> **INPUT**
------------------------------

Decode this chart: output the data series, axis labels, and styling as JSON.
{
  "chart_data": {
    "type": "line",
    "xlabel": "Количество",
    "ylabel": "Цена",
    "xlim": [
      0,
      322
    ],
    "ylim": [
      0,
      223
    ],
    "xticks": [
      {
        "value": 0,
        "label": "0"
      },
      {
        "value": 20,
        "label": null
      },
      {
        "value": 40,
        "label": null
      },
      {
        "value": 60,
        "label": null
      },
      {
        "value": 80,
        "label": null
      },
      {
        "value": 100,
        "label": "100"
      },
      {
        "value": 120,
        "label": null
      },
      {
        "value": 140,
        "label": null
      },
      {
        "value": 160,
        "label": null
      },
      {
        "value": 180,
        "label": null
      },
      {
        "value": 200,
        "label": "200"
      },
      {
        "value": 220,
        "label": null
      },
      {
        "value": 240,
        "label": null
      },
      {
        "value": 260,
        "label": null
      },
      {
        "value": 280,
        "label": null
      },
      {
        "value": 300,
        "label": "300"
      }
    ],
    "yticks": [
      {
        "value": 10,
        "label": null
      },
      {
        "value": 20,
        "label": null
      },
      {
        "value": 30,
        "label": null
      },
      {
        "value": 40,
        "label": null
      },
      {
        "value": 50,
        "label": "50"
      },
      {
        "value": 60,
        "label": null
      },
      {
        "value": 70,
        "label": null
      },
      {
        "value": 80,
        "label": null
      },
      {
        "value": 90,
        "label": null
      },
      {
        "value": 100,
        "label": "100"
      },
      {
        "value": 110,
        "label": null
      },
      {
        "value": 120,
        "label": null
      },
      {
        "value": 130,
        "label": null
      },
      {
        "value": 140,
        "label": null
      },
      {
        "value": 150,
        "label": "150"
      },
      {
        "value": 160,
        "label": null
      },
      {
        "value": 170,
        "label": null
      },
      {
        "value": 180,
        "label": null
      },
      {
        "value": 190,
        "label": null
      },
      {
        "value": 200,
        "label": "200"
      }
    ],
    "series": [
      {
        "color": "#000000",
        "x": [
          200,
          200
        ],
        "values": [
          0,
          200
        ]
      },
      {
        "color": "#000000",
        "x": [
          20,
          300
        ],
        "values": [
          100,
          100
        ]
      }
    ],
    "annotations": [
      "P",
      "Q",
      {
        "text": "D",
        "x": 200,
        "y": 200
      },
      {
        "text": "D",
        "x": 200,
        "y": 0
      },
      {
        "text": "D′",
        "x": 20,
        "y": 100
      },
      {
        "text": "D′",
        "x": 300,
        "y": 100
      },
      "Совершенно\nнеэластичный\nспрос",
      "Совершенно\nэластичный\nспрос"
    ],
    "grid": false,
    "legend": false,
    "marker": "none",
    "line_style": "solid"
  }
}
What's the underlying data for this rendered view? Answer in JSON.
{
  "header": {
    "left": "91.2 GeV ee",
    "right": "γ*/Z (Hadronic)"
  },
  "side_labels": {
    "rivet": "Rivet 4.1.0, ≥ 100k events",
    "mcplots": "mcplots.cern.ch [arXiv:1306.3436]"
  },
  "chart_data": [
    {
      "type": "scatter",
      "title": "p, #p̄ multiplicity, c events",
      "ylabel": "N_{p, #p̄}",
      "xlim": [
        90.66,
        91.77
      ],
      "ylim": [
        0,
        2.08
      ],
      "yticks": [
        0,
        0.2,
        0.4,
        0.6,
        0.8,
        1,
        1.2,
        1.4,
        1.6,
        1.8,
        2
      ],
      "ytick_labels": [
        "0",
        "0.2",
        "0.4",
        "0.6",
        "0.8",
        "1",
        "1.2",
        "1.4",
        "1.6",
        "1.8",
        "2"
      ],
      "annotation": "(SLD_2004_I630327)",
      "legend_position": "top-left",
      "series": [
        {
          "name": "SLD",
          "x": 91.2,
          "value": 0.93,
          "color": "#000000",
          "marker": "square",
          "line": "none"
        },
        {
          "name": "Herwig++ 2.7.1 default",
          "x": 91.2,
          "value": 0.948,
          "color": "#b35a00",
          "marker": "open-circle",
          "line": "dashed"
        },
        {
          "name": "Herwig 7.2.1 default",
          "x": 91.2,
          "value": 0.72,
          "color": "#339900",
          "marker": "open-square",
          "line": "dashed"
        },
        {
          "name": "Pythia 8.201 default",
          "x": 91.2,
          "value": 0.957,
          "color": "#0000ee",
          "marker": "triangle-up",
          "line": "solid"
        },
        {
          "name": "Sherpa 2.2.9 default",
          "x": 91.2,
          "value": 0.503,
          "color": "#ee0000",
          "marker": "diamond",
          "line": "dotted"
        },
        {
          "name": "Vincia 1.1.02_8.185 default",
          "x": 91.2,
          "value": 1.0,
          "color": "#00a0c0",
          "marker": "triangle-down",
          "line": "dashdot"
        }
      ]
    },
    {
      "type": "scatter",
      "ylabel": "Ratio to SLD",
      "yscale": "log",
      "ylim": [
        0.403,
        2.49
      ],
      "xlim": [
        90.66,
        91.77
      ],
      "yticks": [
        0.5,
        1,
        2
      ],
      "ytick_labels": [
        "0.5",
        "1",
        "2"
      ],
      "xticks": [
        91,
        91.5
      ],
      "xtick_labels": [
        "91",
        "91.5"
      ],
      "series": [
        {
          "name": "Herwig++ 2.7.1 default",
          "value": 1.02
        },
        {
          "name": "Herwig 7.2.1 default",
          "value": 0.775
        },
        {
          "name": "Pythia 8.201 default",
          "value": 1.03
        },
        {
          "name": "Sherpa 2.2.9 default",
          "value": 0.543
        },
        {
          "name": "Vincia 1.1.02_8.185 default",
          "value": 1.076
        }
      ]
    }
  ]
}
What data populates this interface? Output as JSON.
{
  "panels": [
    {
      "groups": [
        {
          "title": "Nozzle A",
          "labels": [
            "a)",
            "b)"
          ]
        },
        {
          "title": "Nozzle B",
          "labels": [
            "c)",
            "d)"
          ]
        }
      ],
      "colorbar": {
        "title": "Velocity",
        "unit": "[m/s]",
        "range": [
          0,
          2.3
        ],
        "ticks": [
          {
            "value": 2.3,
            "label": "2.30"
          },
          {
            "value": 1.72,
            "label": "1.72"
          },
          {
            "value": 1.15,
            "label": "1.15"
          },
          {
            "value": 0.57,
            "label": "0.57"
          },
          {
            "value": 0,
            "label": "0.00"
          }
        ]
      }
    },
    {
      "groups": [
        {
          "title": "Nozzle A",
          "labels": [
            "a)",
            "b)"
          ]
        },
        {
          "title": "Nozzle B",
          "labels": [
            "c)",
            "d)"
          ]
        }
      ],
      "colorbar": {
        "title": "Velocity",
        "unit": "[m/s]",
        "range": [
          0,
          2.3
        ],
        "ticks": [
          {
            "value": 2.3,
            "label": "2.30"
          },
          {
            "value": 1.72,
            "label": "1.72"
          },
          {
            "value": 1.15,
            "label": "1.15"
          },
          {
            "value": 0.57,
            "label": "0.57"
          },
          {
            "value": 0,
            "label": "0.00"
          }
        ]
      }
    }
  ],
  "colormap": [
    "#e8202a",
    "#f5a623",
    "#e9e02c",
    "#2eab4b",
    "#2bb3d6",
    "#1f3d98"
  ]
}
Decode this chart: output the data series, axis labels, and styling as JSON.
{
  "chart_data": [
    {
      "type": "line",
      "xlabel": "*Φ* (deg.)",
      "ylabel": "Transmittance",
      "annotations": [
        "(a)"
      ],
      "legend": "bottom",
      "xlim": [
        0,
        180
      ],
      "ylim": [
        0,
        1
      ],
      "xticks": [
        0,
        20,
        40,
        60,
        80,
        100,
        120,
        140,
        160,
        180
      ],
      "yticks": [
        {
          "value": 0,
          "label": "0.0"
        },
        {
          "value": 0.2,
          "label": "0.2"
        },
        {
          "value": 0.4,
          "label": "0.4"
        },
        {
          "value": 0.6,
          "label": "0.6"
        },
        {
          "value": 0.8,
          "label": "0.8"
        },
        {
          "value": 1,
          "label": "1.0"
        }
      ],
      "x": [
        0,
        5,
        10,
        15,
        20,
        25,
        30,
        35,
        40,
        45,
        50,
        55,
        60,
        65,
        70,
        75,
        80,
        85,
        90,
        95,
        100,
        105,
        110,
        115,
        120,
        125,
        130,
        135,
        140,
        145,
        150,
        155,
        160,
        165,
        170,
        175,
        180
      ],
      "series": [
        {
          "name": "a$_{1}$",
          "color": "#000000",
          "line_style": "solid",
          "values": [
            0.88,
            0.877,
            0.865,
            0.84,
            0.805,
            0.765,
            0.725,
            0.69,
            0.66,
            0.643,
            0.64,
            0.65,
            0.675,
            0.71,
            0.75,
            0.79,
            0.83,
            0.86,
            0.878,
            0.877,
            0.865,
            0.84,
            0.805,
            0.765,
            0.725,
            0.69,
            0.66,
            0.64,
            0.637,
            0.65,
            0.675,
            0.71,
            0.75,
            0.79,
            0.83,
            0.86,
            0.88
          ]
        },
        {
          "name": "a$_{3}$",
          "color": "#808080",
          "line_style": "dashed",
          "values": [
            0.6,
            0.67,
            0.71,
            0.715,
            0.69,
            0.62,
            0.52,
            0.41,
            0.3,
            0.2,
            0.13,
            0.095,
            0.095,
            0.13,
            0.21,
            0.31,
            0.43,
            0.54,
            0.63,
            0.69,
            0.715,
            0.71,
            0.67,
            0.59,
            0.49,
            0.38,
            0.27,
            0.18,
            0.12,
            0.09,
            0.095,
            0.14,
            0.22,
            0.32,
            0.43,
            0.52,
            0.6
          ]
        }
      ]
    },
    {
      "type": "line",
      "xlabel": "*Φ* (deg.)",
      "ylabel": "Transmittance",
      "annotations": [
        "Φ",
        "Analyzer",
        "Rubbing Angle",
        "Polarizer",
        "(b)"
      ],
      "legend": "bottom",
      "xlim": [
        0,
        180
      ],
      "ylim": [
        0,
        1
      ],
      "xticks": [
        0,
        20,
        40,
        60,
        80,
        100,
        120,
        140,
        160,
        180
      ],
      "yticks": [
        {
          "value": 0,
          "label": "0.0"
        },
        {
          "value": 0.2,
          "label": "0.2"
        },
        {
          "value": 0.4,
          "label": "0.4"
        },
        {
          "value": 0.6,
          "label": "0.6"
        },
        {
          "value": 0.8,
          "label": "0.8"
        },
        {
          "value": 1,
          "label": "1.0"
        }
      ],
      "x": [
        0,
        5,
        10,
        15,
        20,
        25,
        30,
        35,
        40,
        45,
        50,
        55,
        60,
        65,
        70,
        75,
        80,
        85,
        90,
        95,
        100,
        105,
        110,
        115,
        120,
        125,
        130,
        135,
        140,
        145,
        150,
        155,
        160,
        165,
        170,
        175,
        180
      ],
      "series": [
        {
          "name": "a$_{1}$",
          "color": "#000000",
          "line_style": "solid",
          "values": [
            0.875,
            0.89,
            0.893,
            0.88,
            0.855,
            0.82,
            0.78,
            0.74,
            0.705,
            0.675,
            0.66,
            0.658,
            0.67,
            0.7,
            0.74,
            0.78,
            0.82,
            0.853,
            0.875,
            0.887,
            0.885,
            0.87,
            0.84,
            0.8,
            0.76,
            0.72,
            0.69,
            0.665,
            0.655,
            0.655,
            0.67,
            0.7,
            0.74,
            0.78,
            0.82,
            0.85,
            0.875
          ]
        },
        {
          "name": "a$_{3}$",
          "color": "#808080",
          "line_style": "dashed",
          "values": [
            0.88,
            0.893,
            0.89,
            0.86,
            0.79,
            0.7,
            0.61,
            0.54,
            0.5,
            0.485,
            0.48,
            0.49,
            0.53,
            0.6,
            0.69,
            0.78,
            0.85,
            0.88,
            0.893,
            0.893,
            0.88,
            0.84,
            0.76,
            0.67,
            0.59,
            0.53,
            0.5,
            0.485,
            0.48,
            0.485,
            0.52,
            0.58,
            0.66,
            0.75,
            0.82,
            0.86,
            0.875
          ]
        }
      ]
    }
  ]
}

------------------------------

> **GOAL**
Show all lines in the entries above where the string "this" appears.

> **PROBLEM SOLUTION**
Decode this chart: output the data series, axis labels, and styling as JSON.
What's the underlying data for this rendered view? Answer in JSON.
What data populates this interface? Output as JSON.
Decode this chart: output the data series, axis labels, and styling as JSON.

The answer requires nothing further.